**DIRECTION:**
Scan the records for the word "organe". Copy each line that includes it.

**MATERIAL FOR THIS TASK:**

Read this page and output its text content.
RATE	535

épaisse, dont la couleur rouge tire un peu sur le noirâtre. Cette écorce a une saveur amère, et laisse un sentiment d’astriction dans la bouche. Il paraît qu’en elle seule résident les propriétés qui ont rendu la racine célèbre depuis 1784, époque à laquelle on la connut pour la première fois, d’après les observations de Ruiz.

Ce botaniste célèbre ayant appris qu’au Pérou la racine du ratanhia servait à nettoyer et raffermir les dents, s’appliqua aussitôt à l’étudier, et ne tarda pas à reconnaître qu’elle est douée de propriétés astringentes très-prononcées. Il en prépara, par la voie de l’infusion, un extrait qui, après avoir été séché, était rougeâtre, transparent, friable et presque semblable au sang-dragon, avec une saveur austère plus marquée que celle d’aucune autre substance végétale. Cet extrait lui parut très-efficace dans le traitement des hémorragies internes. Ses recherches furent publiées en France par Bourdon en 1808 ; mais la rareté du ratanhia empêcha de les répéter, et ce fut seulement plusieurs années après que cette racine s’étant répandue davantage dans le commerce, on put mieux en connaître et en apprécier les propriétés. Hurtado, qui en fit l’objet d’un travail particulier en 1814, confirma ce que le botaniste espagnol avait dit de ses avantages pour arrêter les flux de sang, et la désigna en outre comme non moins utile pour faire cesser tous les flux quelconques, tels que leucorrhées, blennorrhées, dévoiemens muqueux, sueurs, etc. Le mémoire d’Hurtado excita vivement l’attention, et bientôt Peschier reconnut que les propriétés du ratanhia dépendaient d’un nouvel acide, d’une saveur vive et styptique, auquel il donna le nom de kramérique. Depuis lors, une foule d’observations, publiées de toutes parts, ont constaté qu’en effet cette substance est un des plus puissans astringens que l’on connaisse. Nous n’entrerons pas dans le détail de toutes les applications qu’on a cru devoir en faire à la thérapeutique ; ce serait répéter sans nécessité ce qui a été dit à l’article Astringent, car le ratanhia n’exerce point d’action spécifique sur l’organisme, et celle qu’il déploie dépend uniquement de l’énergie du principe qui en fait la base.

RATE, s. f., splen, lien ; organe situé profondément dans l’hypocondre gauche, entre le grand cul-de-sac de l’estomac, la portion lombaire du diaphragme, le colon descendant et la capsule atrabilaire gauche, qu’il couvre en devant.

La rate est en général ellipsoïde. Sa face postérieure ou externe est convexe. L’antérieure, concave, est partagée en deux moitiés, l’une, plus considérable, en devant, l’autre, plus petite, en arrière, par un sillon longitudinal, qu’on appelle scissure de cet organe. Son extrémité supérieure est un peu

**ANSWER TO THIS EXERCISE:**
RATE, s. f., splen, lien ; organe situé profondément dans l’hypocondre gauche, entre le grand cul-de-sac de l’estomac, la portion lombaire du diaphragme, le colon descendant et la capsule atrabilaire gauche, qu’il couvre en devant.
La rate est en général ellipsoïde. Sa face postérieure ou externe est convexe. L’antérieure, concave, est partagée en deux moitiés, l’une, plus considérable, en devant, l’autre, plus petite, en arrière, par un sillon longitudinal, qu’on appelle scissure de cet organe. Son extrémité supérieure est un peu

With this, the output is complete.